*What is being asked*:
From the article on male black widow spiders below, list every action that it says makes up the male's courtship process on the web.

Male black widows look for well-fed mates
July 7, 2011 by Deborah Braconnier
female black widow spider. Image: Wikipedia.
(PhysOrg.com) -- According to a new study published in Animal Behaviour, a male black widow spider is able to identify a female spider that has eaten well by simply taking a few steps on the web she spins. Finding a well-fed female seems to minimize their risk of being eaten after mating, a behavior that gave the spider its name.
James Chadwick Johnson from Arizona State University led the study and it is the first to reveal a spiders ability to sense chemical cues from another spiders spun silk.
The team of researchers began with the female spiders and broke them down into two groups. The first group was fed one cricket per week so they were very well-fed. The other females were on a crash diet and were not fed for several weeks. While this lack of food did not put their lives in danger, it did result in a decrease in size.
The test began by placing male spiders onto the webs of these differently fed spiders to see how they would react. They also placed male spiders on bundles of clean silk taken from the webs of the female spider. This second option was to insure whatever cues the spiders were receiving was from the web and not some other source. In the final placement, the researchers switched the well-fed female spiders to the webs of the starved spiders.
The courtship process of the male black widow spider is a long process of walking, plucking and tapping on the web. What the researchers found was that the male spiders were much more active in their courtship when they were on the webs of the female spiders that had eaten a full diet of crickets.
The goal of this study is to better understand the behavior of the spiders. Researchers have found that the cannibalism rate among black widows seems to be higher in urban settings than the desert populations and are hoping to find reasoning behind this different behavior.

*Record extracts*:
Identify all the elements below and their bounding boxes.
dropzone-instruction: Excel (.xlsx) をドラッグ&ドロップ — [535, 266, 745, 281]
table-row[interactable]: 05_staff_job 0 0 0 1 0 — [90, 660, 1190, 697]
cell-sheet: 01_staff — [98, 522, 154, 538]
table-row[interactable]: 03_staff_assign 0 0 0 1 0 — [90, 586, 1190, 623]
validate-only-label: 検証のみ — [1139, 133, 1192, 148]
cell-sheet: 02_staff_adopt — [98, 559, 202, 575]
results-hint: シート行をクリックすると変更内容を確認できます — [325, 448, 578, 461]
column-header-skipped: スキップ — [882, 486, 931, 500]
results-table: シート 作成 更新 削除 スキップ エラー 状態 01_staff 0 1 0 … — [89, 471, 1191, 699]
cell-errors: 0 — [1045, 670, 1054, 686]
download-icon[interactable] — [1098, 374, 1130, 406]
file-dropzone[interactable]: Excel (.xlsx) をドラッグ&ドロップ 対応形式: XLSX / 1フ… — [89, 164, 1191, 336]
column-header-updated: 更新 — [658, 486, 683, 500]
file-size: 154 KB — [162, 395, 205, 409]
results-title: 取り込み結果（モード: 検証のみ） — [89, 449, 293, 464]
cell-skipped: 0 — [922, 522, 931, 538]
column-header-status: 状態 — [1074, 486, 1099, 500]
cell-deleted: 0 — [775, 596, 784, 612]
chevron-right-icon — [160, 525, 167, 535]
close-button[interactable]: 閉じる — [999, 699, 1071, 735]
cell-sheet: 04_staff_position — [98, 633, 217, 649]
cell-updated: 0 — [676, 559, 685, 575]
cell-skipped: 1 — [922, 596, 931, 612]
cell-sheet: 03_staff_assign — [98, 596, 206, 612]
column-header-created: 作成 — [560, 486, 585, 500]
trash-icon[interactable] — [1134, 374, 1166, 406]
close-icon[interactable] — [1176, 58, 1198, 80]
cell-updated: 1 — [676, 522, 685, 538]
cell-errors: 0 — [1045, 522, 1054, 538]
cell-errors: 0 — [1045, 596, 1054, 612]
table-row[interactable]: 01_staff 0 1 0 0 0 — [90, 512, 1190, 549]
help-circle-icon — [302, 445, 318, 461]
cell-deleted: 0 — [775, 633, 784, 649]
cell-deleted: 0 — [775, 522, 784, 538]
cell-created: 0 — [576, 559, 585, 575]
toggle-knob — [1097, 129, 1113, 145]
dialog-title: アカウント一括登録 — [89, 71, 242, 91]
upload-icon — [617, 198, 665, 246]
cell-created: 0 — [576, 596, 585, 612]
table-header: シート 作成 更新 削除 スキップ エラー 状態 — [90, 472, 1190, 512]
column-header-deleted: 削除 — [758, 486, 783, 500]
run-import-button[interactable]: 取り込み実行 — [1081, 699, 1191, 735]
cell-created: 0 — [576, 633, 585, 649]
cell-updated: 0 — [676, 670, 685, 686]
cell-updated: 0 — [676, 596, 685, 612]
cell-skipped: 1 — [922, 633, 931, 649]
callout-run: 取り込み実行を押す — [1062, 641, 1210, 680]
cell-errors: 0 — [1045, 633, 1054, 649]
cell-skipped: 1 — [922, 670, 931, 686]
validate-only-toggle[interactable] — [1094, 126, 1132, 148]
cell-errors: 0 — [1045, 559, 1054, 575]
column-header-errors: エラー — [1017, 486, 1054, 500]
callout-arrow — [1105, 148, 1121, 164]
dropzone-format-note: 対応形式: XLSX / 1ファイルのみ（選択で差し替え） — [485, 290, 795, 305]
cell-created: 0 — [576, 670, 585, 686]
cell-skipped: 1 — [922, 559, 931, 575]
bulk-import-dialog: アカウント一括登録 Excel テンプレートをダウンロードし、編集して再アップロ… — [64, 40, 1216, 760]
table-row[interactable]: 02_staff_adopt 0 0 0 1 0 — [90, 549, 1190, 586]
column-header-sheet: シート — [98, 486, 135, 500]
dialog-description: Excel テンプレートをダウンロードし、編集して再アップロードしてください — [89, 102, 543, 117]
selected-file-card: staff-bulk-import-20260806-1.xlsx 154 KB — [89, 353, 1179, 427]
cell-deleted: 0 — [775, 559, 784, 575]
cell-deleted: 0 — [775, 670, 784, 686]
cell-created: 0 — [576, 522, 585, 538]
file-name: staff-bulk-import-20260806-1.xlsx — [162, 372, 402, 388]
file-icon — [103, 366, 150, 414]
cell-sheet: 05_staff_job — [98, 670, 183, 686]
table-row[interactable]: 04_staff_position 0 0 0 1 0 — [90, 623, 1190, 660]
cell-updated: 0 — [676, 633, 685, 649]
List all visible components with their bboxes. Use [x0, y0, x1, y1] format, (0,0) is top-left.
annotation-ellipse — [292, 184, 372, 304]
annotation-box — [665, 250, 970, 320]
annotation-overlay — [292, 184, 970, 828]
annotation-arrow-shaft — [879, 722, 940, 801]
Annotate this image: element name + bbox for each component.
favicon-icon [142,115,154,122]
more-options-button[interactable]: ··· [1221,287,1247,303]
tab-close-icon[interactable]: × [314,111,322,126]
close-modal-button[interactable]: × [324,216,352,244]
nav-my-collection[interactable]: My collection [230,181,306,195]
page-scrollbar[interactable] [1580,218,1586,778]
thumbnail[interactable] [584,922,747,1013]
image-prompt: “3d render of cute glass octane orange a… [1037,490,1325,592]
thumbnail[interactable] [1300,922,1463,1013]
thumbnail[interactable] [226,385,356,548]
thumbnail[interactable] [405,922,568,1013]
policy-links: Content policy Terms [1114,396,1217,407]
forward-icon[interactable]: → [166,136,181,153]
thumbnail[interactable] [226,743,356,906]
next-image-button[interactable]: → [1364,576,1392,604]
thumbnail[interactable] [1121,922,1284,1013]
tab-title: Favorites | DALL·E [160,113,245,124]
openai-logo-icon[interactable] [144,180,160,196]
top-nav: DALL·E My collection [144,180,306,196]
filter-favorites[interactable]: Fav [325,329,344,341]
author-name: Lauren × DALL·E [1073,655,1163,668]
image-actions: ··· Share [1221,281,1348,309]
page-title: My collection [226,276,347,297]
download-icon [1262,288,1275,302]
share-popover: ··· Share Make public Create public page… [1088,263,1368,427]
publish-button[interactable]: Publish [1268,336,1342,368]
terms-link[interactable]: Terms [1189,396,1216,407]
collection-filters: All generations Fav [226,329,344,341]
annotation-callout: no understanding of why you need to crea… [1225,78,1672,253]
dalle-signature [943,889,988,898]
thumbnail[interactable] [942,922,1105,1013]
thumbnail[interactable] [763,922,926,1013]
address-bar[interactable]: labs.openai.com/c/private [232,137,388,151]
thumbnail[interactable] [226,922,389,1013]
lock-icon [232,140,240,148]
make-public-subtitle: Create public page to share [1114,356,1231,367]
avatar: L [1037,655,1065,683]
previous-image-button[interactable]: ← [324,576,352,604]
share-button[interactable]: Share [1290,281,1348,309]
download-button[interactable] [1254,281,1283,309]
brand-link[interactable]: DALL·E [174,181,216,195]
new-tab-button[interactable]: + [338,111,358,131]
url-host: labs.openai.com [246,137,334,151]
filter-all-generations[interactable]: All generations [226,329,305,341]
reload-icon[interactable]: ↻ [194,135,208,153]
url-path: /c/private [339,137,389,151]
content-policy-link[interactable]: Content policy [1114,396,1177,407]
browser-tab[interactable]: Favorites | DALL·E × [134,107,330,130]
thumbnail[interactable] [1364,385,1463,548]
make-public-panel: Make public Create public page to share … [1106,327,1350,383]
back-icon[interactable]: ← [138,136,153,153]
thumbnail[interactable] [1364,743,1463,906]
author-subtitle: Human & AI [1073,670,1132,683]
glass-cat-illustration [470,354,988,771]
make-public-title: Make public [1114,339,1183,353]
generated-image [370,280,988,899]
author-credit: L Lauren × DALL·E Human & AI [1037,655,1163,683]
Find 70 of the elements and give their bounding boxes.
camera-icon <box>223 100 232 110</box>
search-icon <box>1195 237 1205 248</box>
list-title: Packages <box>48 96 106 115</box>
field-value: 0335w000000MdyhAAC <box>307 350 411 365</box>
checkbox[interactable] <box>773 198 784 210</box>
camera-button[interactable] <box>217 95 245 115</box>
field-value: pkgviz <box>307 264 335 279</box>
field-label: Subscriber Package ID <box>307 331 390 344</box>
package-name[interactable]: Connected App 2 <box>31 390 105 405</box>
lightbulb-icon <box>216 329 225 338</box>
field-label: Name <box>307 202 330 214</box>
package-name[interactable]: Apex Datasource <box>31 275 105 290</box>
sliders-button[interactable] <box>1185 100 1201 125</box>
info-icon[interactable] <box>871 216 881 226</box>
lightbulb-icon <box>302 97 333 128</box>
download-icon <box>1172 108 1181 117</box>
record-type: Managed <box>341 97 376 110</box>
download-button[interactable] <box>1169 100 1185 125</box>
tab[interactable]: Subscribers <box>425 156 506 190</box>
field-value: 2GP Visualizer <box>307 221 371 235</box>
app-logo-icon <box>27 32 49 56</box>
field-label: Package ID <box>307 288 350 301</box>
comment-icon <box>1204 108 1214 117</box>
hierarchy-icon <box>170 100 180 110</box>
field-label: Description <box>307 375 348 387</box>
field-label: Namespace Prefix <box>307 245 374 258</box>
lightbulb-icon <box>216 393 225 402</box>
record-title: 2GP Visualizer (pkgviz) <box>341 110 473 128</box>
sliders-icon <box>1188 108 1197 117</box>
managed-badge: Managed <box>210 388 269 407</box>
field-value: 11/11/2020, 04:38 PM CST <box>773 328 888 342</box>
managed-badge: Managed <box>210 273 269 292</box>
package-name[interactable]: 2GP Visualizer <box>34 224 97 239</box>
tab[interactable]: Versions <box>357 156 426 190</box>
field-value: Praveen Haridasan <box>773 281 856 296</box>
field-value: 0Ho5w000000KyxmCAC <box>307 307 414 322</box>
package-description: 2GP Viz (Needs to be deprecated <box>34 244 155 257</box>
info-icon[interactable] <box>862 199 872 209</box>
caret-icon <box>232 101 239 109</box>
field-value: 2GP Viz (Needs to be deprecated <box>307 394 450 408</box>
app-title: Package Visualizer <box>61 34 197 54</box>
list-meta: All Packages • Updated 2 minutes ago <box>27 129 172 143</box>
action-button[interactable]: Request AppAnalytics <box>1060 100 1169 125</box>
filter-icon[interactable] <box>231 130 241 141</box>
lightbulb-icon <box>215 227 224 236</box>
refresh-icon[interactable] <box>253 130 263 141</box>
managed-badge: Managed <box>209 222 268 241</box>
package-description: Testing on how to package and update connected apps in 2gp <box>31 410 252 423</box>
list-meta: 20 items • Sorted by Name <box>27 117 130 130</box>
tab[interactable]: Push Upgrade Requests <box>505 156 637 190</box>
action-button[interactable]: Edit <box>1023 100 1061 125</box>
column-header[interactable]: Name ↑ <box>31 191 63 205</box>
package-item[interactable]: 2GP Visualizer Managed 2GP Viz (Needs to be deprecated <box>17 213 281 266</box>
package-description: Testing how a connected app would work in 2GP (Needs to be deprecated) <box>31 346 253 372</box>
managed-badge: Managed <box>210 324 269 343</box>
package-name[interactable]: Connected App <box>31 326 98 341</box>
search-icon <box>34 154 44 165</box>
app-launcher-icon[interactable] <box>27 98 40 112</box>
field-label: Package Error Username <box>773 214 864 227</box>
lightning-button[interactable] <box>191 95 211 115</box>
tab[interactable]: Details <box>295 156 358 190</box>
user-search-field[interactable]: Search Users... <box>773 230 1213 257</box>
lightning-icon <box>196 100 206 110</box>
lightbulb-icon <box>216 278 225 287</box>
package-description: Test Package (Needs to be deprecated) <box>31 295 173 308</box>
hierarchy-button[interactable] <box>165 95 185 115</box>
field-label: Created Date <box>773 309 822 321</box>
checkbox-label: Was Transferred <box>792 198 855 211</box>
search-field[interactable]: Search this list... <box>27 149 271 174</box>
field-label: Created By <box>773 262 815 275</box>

*Response area*:
Walking, plucking, tapping